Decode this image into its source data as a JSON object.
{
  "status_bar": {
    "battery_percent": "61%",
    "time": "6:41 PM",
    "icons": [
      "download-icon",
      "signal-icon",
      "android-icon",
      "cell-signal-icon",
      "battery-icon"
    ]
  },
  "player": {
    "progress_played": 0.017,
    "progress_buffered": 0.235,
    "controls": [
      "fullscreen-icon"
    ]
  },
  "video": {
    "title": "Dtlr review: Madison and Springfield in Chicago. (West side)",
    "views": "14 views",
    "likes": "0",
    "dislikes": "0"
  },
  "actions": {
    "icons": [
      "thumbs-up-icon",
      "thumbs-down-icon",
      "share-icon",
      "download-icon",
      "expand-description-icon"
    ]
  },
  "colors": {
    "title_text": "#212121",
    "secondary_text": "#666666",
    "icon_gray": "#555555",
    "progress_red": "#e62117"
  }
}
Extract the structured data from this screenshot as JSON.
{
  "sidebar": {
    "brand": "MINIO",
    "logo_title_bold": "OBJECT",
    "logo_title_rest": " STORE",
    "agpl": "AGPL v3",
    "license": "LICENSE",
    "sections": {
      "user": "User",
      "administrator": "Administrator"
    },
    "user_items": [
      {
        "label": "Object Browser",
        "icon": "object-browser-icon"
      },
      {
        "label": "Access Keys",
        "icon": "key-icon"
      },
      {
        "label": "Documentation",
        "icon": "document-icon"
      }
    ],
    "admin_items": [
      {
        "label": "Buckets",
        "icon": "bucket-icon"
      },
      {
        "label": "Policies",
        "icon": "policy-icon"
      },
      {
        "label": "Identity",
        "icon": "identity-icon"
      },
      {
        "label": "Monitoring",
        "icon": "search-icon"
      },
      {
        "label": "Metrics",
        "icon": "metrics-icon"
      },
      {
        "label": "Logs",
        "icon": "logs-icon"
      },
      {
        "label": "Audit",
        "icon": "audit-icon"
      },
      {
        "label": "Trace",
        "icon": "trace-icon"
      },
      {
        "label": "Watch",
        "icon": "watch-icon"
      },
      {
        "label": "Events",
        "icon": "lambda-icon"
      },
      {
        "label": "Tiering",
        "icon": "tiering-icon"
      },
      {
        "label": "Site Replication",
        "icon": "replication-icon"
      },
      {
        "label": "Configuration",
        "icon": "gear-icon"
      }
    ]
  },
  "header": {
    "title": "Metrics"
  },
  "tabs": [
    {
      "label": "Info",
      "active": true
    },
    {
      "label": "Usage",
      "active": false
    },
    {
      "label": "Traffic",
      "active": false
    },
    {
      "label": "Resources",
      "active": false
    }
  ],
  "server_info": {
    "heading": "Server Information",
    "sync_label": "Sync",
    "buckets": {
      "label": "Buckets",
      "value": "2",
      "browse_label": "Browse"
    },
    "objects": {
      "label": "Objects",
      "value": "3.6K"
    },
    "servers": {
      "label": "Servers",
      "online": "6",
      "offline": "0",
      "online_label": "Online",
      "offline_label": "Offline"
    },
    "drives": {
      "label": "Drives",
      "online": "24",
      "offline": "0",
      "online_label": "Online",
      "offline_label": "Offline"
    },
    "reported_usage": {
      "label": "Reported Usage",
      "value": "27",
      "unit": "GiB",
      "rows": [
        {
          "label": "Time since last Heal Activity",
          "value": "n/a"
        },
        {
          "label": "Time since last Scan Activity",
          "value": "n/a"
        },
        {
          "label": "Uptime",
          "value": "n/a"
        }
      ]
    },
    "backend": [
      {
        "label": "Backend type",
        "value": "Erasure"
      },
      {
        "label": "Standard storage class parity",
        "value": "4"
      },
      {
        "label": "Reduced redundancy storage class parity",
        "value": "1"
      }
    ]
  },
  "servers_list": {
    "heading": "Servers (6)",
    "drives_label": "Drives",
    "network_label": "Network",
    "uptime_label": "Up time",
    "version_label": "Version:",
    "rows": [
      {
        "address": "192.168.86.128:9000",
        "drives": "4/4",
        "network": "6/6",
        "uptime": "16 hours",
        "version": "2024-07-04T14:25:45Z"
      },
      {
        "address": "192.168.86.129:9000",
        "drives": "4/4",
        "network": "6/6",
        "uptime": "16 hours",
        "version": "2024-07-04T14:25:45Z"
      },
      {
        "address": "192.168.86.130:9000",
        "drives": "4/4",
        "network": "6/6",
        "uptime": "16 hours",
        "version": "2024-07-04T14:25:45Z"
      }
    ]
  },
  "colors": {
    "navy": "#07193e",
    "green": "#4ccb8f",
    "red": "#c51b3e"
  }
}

▬▬▬▬▬▬▬▬▬▬

- Exercise description:
Return every entry verbatim.

- Output for this exercise:
Decode this image into its source data as a JSON object.
{
  "status_bar": {
    "battery_percent": "61%",
    "time": "6:41 PM",
    "icons": [
      "download-icon",
      "signal-icon",
      "android-icon",
      "cell-signal-icon",
      "battery-icon"
    ]
  },
  "player": {
    "progress_played": 0.017,
    "progress_buffered": 0.235,
    "controls": [
      "fullscreen-icon"
    ]
  },
  "video": {
    "title": "Dtlr review: Madison and Springfield in Chicago. (West side)",
    "views": "14 views",
    "likes": "0",
    "dislikes": "0"
  },
  "actions": {
    "icons": [
      "thumbs-up-icon",
      "thumbs-down-icon",
      "share-icon",
      "download-icon",
      "expand-description-icon"
    ]
  },
  "colors": {
    "title_text": "#212121",
    "secondary_text": "#666666",
    "icon_gray": "#555555",
    "progress_red": "#e62117"
  }
}
Extract the structured data from this screenshot as JSON.
{
  "sidebar": {
    "brand": "MINIO",
    "logo_title_bold": "OBJECT",
    "logo_title_rest": " STORE",
    "agpl": "AGPL v3",
    "license": "LICENSE",
    "sections": {
      "user": "User",
      "administrator": "Administrator"
    },
    "user_items": [
      {
        "label": "Object Browser",
        "icon": "object-browser-icon"
      },
      {
        "label": "Access Keys",
        "icon": "key-icon"
      },
      {
        "label": "Documentation",
        "icon": "document-icon"
      }
    ],
    "admin_items": [
      {
        "label": "Buckets",
        "icon": "bucket-icon"
      },
      {
        "label": "Policies",
        "icon": "policy-icon"
      },
      {
        "label": "Identity",
        "icon": "identity-icon"
      },
      {
        "label": "Monitoring",
        "icon": "search-icon"
      },
      {
        "label": "Metrics",
        "icon": "metrics-icon"
      },
      {
        "label": "Logs",
        "icon": "logs-icon"
      },
      {
        "label": "Audit",
        "icon": "audit-icon"
      },
      {
        "label": "Trace",
        "icon": "trace-icon"
      },
      {
        "label": "Watch",
        "icon": "watch-icon"
      },
      {
        "label": "Events",
        "icon": "lambda-icon"
      },
      {
        "label": "Tiering",
        "icon": "tiering-icon"
      },
      {
        "label": "Site Replication",
        "icon": "replication-icon"
      },
      {
        "label": "Configuration",
        "icon": "gear-icon"
      }
    ]
  },
  "header": {
    "title": "Metrics"
  },
  "tabs": [
    {
      "label": "Info",
      "active": true
    },
    {
      "label": "Usage",
      "active": false
    },
    {
      "label": "Traffic",
      "active": false
    },
    {
      "label": "Resources",
      "active": false
    }
  ],
  "server_info": {
    "heading": "Server Information",
    "sync_label": "Sync",
    "buckets": {
      "label": "Buckets",
      "value": "2",
      "browse_label": "Browse"
    },
    "objects": {
      "label": "Objects",
      "value": "3.6K"
    },
    "servers": {
      "label": "Servers",
      "online": "6",
      "offline": "0",
      "online_label": "Online",
      "offline_label": "Offline"
    },
    "drives": {
      "label": "Drives",
      "online": "24",
      "offline": "0",
      "online_label": "Online",
      "offline_label": "Offline"
    },
    "reported_usage": {
      "label": "Reported Usage",
      "value": "27",
      "unit": "GiB",
      "rows": [
        {
          "label": "Time since last Heal Activity",
          "value": "n/a"
        },
        {
          "label": "Time since last Scan Activity",
          "value": "n/a"
        },
        {
          "label": "Uptime",
          "value": "n/a"
        }
      ]
    },
    "backend": [
      {
        "label": "Backend type",
        "value": "Erasure"
      },
      {
        "label": "Standard storage class parity",
        "value": "4"
      },
      {
        "label": "Reduced redundancy storage class parity",
        "value": "1"
      }
    ]
  },
  "servers_list": {
    "heading": "Servers (6)",
    "drives_label": "Drives",
    "network_label": "Network",
    "uptime_label": "Up time",
    "version_label": "Version:",
    "rows": [
      {
        "address": "192.168.86.128:9000",
        "drives": "4/4",
        "network": "6/6",
        "uptime": "16 hours",
        "version": "2024-07-04T14:25:45Z"
      },
      {
        "address": "192.168.86.129:9000",
        "drives": "4/4",
        "network": "6/6",
        "uptime": "16 hours",
        "version": "2024-07-04T14:25:45Z"
      },
      {
        "address": "192.168.86.130:9000",
        "drives": "4/4",
        "network": "6/6",
        "uptime": "16 hours",
        "version": "2024-07-04T14:25:45Z"
      }
    ]
  },
  "colors": {
    "navy": "#07193e",
    "green": "#4ccb8f",
    "red": "#c51b3e"
  }
}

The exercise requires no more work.